→ **DATA ROWS**
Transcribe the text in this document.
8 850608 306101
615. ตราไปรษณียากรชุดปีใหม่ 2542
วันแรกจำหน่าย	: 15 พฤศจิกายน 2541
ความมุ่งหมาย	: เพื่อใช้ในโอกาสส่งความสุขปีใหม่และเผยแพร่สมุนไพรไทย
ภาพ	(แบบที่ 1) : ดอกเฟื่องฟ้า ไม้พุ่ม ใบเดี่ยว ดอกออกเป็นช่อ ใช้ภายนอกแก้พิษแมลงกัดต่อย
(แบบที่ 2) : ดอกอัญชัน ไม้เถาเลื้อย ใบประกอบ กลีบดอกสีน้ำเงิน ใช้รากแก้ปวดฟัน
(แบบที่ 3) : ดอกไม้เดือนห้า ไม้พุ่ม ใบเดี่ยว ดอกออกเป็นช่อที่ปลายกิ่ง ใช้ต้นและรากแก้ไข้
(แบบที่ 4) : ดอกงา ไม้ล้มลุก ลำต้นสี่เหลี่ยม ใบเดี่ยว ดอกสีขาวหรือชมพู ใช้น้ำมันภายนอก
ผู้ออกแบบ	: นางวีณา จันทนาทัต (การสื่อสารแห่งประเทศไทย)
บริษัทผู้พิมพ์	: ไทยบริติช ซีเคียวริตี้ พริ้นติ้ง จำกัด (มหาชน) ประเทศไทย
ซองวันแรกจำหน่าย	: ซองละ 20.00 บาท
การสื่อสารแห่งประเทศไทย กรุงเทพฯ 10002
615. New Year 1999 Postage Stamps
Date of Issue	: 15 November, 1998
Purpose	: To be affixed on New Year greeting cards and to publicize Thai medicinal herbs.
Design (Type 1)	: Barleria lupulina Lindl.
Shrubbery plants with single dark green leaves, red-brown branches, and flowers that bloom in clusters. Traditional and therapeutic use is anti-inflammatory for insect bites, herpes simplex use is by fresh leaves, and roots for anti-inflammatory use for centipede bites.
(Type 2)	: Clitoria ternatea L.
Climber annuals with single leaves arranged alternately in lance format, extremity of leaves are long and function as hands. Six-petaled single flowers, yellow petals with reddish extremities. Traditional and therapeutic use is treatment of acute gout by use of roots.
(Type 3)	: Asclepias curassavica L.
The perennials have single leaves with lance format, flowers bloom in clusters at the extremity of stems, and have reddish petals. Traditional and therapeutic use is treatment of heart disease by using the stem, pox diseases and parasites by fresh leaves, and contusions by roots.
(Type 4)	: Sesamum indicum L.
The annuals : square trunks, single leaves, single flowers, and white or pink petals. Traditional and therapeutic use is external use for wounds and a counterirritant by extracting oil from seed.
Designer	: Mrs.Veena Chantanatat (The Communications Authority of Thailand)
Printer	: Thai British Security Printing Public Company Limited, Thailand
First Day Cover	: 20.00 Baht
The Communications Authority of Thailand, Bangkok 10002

→ **CHALLENGE**
Say how many lines contain the string "treatment", giving nothing but the count.

→ **RESPONSE BELOW**
2